» **REQUIREMENTS**: Set every record down verbatim and omit the pictures.

# Start of ITEMS

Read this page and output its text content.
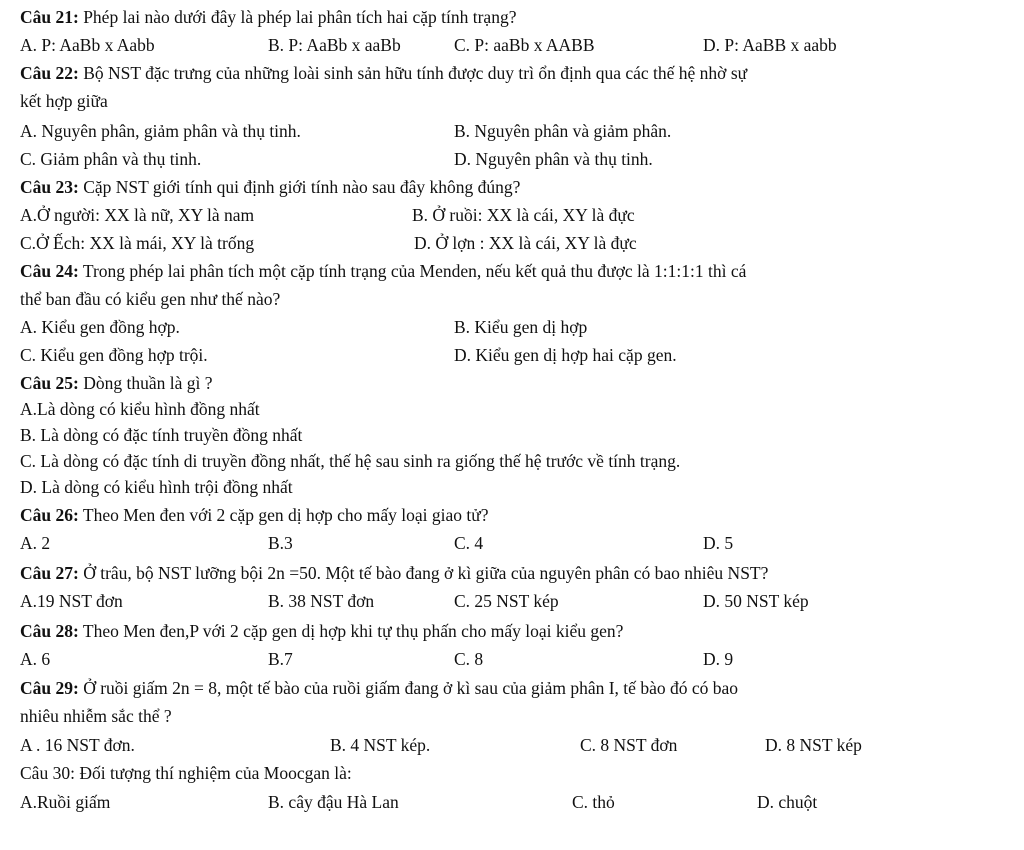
Câu 21: Phép lai nào dưới đây là phép lai phân tích hai cặp tính trạng?
A. P: AaBb x Aabb	B. P: AaBb x aaBb	C. P: aaBb x AABB	D. P: AaBB x aabb
Câu 22: Bộ NST đặc trưng của những loài sinh sản hữu tính được duy trì ổn định qua các thế hệ nhờ sự
kết hợp giữa
A. Nguyên phân, giảm phân và thụ tinh.	B. Nguyên phân và giảm phân.
C. Giảm phân và thụ tinh.	D. Nguyên phân và thụ tinh.
Câu 23: Cặp NST giới tính qui định giới tính nào sau đây không đúng?
A.Ở người: XX là nữ, XY là nam	B. Ở ruồi: XX là cái, XY là đực
C.Ở Ếch: XX là mái, XY là trống	D. Ở lợn : XX là cái, XY là đực
Câu 24: Trong phép lai phân tích một cặp tính trạng của Menden, nếu kết quả thu được là 1:1:1:1 thì cá
thể ban đầu có kiểu gen như thế nào?
A. Kiểu gen đồng hợp.	B. Kiểu gen dị hợp
C. Kiểu gen đồng hợp trội.	D. Kiểu gen dị hợp hai cặp gen.
Câu 25: Dòng thuần là gì ?
A.Là dòng có kiểu hình đồng nhất
B. Là dòng có đặc tính truyền đồng nhất
C. Là dòng có đặc tính di truyền đồng nhất, thế hệ sau sinh ra giống thế hệ trước về tính trạng.
D. Là dòng có kiểu hình trội đồng nhất
Câu 26: Theo Men đen với 2 cặp gen dị hợp cho mấy loại giao tử?
A. 2	B.3	C. 4	D. 5
Câu 27: Ở trâu, bộ NST lưỡng bội 2n =50. Một tế bào đang ở kì giữa của nguyên phân có bao nhiêu NST?
A.19 NST đơn	B. 38 NST đơn	C. 25 NST kép	D. 50 NST kép
Câu 28: Theo Men đen,P với 2 cặp gen dị hợp khi tự thụ phấn cho mấy loại kiểu gen?
A. 6	B.7	C. 8	D. 9
Câu 29: Ở ruồi giấm 2n = 8, một tế bào của ruồi giấm đang ở kì sau của giảm phân I, tế bào đó có bao
nhiêu nhiễm sắc thể ?
A . 16 NST đơn.	B. 4 NST kép.	C. 8 NST đơn	D. 8 NST kép
Câu 30: Đối tượng thí nghiệm của Moocgan là:
A.Ruồi giấm	B. cây đậu Hà Lan	C. thỏ	D. chuột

# End of ITEMS

» **EXPECTED OUTPUT**:
Read this page and output its text content.
Câu 21: Phép lai nào dưới đây là phép lai phân tích hai cặp tính trạng?
A. P: AaBb x Aabb	B. P: AaBb x aaBb	C. P: aaBb x AABB	D. P: AaBB x aabb
Câu 22: Bộ NST đặc trưng của những loài sinh sản hữu tính được duy trì ổn định qua các thế hệ nhờ sự
kết hợp giữa
A. Nguyên phân, giảm phân và thụ tinh.	B. Nguyên phân và giảm phân.
C. Giảm phân và thụ tinh.	D. Nguyên phân và thụ tinh.
Câu 23: Cặp NST giới tính qui định giới tính nào sau đây không đúng?
A.Ở người: XX là nữ, XY là nam	B. Ở ruồi: XX là cái, XY là đực
C.Ở Ếch: XX là mái, XY là trống	D. Ở lợn : XX là cái, XY là đực
Câu 24: Trong phép lai phân tích một cặp tính trạng của Menden, nếu kết quả thu được là 1:1:1:1 thì cá
thể ban đầu có kiểu gen như thế nào?
A. Kiểu gen đồng hợp.	B. Kiểu gen dị hợp
C. Kiểu gen đồng hợp trội.	D. Kiểu gen dị hợp hai cặp gen.
Câu 25: Dòng thuần là gì ?
A.Là dòng có kiểu hình đồng nhất
B. Là dòng có đặc tính truyền đồng nhất
C. Là dòng có đặc tính di truyền đồng nhất, thế hệ sau sinh ra giống thế hệ trước về tính trạng.
D. Là dòng có kiểu hình trội đồng nhất
Câu 26: Theo Men đen với 2 cặp gen dị hợp cho mấy loại giao tử?
A. 2	B.3	C. 4	D. 5
Câu 27: Ở trâu, bộ NST lưỡng bội 2n =50. Một tế bào đang ở kì giữa của nguyên phân có bao nhiêu NST?
A.19 NST đơn	B. 38 NST đơn	C. 25 NST kép	D. 50 NST kép
Câu 28: Theo Men đen,P với 2 cặp gen dị hợp khi tự thụ phấn cho mấy loại kiểu gen?
A. 6	B.7	C. 8	D. 9
Câu 29: Ở ruồi giấm 2n = 8, một tế bào của ruồi giấm đang ở kì sau của giảm phân I, tế bào đó có bao
nhiêu nhiễm sắc thể ?
A . 16 NST đơn.	B. 4 NST kép.	C. 8 NST đơn	D. 8 NST kép
Câu 30: Đối tượng thí nghiệm của Moocgan là:
A.Ruồi giấm	B. cây đậu Hà Lan	C. thỏ	D. chuột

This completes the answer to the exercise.